>> Start MATERIAL PROVIDED

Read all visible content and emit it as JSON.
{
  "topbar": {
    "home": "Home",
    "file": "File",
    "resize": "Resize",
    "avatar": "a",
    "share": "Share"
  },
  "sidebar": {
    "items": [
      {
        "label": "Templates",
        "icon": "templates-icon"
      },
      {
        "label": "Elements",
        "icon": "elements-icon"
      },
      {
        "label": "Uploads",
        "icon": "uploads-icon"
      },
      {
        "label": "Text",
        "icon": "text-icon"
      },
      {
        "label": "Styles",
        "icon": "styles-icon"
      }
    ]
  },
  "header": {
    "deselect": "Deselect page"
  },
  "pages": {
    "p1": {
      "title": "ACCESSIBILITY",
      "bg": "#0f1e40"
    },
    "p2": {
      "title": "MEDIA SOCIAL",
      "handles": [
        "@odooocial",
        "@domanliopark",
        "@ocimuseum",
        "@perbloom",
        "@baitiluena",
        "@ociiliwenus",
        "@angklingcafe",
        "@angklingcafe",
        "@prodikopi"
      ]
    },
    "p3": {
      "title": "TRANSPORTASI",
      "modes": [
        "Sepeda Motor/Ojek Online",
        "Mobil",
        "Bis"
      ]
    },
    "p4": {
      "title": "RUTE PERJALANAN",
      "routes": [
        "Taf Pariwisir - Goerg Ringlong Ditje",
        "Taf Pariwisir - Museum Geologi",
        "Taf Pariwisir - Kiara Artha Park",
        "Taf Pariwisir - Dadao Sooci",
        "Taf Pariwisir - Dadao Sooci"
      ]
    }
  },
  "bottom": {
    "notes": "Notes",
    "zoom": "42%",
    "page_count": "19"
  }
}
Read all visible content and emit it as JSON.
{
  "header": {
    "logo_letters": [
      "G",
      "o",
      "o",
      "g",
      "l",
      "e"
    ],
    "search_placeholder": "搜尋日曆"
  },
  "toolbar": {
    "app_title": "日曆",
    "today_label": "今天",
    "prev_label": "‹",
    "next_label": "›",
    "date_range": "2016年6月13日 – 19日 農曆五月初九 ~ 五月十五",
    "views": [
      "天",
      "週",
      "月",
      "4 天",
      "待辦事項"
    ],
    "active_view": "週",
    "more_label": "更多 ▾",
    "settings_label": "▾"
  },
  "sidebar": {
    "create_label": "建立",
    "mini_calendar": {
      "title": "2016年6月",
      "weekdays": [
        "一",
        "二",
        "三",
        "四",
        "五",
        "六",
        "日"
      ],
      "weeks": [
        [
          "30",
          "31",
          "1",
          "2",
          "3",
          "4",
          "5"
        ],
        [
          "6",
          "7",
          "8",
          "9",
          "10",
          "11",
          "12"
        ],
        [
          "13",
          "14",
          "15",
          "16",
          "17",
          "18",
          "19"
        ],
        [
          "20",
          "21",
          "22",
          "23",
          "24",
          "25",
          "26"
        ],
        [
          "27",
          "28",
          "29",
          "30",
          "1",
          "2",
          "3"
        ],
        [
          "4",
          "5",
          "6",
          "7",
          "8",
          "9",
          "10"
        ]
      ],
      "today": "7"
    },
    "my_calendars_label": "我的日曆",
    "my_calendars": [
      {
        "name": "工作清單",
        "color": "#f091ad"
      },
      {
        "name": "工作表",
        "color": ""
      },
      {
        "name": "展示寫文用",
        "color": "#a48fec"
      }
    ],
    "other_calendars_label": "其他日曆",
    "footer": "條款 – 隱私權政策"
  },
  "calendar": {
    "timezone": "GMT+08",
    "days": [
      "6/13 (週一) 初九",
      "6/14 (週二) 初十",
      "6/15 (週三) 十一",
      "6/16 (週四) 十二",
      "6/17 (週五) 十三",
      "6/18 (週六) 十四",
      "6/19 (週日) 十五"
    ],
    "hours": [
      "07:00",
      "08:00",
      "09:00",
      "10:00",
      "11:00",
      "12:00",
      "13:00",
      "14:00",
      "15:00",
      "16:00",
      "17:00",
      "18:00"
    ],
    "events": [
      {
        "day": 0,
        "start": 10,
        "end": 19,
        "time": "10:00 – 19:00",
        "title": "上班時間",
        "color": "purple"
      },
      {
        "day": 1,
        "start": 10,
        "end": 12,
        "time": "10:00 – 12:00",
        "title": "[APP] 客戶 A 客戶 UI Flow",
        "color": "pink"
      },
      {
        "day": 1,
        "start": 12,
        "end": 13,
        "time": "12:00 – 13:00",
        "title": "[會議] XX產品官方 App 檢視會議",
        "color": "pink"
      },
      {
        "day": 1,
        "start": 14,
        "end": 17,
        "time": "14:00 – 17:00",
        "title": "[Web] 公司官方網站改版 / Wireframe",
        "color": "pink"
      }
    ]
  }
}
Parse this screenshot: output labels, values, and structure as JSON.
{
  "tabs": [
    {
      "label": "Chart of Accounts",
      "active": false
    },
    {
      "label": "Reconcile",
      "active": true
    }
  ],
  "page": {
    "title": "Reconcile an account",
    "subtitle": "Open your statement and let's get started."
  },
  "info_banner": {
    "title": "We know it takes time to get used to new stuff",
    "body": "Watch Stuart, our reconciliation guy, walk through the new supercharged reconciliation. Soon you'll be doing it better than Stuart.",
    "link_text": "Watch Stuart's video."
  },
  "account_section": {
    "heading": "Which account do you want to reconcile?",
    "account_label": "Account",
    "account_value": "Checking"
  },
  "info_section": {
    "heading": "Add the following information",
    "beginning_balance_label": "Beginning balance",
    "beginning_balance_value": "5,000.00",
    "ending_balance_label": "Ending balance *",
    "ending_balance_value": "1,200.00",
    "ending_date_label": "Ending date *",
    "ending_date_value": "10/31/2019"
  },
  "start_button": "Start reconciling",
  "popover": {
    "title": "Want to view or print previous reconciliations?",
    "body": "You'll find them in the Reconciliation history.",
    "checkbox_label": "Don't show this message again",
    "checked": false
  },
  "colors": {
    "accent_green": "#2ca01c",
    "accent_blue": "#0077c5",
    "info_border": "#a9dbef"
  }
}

>> End MATERIAL PROVIDED

Copy each record from above without leaving any out.

Read all visible content and emit it as JSON.
{
  "topbar": {
    "home": "Home",
    "file": "File",
    "resize": "Resize",
    "avatar": "a",
    "share": "Share"
  },
  "sidebar": {
    "items": [
      {
        "label": "Templates",
        "icon": "templates-icon"
      },
      {
        "label": "Elements",
        "icon": "elements-icon"
      },
      {
        "label": "Uploads",
        "icon": "uploads-icon"
      },
      {
        "label": "Text",
        "icon": "text-icon"
      },
      {
        "label": "Styles",
        "icon": "styles-icon"
      }
    ]
  },
  "header": {
    "deselect": "Deselect page"
  },
  "pages": {
    "p1": {
      "title": "ACCESSIBILITY",
      "bg": "#0f1e40"
    },
    "p2": {
      "title": "MEDIA SOCIAL",
      "handles": [
        "@odooocial",
        "@domanliopark",
        "@ocimuseum",
        "@perbloom",
        "@baitiluena",
        "@ociiliwenus",
        "@angklingcafe",
        "@angklingcafe",
        "@prodikopi"
      ]
    },
    "p3": {
      "title": "TRANSPORTASI",
      "modes": [
        "Sepeda Motor/Ojek Online",
        "Mobil",
        "Bis"
      ]
    },
    "p4": {
      "title": "RUTE PERJALANAN",
      "routes": [
        "Taf Pariwisir - Goerg Ringlong Ditje",
        "Taf Pariwisir - Museum Geologi",
        "Taf Pariwisir - Kiara Artha Park",
        "Taf Pariwisir - Dadao Sooci",
        "Taf Pariwisir - Dadao Sooci"
      ]
    }
  },
  "bottom": {
    "notes": "Notes",
    "zoom": "42%",
    "page_count": "19"
  }
}
Read all visible content and emit it as JSON.
{
  "header": {
    "logo_letters": [
      "G",
      "o",
      "o",
      "g",
      "l",
      "e"
    ],
    "search_placeholder": "搜尋日曆"
  },
  "toolbar": {
    "app_title": "日曆",
    "today_label": "今天",
    "prev_label": "‹",
    "next_label": "›",
    "date_range": "2016年6月13日 – 19日 農曆五月初九 ~ 五月十五",
    "views": [
      "天",
      "週",
      "月",
      "4 天",
      "待辦事項"
    ],
    "active_view": "週",
    "more_label": "更多 ▾",
    "settings_label": "▾"
  },
  "sidebar": {
    "create_label": "建立",
    "mini_calendar": {
      "title": "2016年6月",
      "weekdays": [
        "一",
        "二",
        "三",
        "四",
        "五",
        "六",
        "日"
      ],
      "weeks": [
        [
          "30",
          "31",
          "1",
          "2",
          "3",
          "4",
          "5"
        ],
        [
          "6",
          "7",
          "8",
          "9",
          "10",
          "11",
          "12"
        ],
        [
          "13",
          "14",
          "15",
          "16",
          "17",
          "18",
          "19"
        ],
        [
          "20",
          "21",
          "22",
          "23",
          "24",
          "25",
          "26"
        ],
        [
          "27",
          "28",
          "29",
          "30",
          "1",
          "2",
          "3"
        ],
        [
          "4",
          "5",
          "6",
          "7",
          "8",
          "9",
          "10"
        ]
      ],
      "today": "7"
    },
    "my_calendars_label": "我的日曆",
    "my_calendars": [
      {
        "name": "工作清單",
        "color": "#f091ad"
      },
      {
        "name": "工作表",
        "color": ""
      },
      {
        "name": "展示寫文用",
        "color": "#a48fec"
      }
    ],
    "other_calendars_label": "其他日曆",
    "footer": "條款 – 隱私權政策"
  },
  "calendar": {
    "timezone": "GMT+08",
    "days": [
      "6/13 (週一) 初九",
      "6/14 (週二) 初十",
      "6/15 (週三) 十一",
      "6/16 (週四) 十二",
      "6/17 (週五) 十三",
      "6/18 (週六) 十四",
      "6/19 (週日) 十五"
    ],
    "hours": [
      "07:00",
      "08:00",
      "09:00",
      "10:00",
      "11:00",
      "12:00",
      "13:00",
      "14:00",
      "15:00",
      "16:00",
      "17:00",
      "18:00"
    ],
    "events": [
      {
        "day": 0,
        "start": 10,
        "end": 19,
        "time": "10:00 – 19:00",
        "title": "上班時間",
        "color": "purple"
      },
      {
        "day": 1,
        "start": 10,
        "end": 12,
        "time": "10:00 – 12:00",
        "title": "[APP] 客戶 A 客戶 UI Flow",
        "color": "pink"
      },
      {
        "day": 1,
        "start": 12,
        "end": 13,
        "time": "12:00 – 13:00",
        "title": "[會議] XX產品官方 App 檢視會議",
        "color": "pink"
      },
      {
        "day": 1,
        "start": 14,
        "end": 17,
        "time": "14:00 – 17:00",
        "title": "[Web] 公司官方網站改版 / Wireframe",
        "color": "pink"
      }
    ]
  }
}
Parse this screenshot: output labels, values, and structure as JSON.
{
  "tabs": [
    {
      "label": "Chart of Accounts",
      "active": false
    },
    {
      "label": "Reconcile",
      "active": true
    }
  ],
  "page": {
    "title": "Reconcile an account",
    "subtitle": "Open your statement and let's get started."
  },
  "info_banner": {
    "title": "We know it takes time to get used to new stuff",
    "body": "Watch Stuart, our reconciliation guy, walk through the new supercharged reconciliation. Soon you'll be doing it better than Stuart.",
    "link_text": "Watch Stuart's video."
  },
  "account_section": {
    "heading": "Which account do you want to reconcile?",
    "account_label": "Account",
    "account_value": "Checking"
  },
  "info_section": {
    "heading": "Add the following information",
    "beginning_balance_label": "Beginning balance",
    "beginning_balance_value": "5,000.00",
    "ending_balance_label": "Ending balance *",
    "ending_balance_value": "1,200.00",
    "ending_date_label": "Ending date *",
    "ending_date_value": "10/31/2019"
  },
  "start_button": "Start reconciling",
  "popover": {
    "title": "Want to view or print previous reconciliations?",
    "body": "You'll find them in the Reconciliation history.",
    "checkbox_label": "Don't show this message again",
    "checked": false
  },
  "colors": {
    "accent_green": "#2ca01c",
    "accent_blue": "#0077c5",
    "info_border": "#a9dbef"
  }
}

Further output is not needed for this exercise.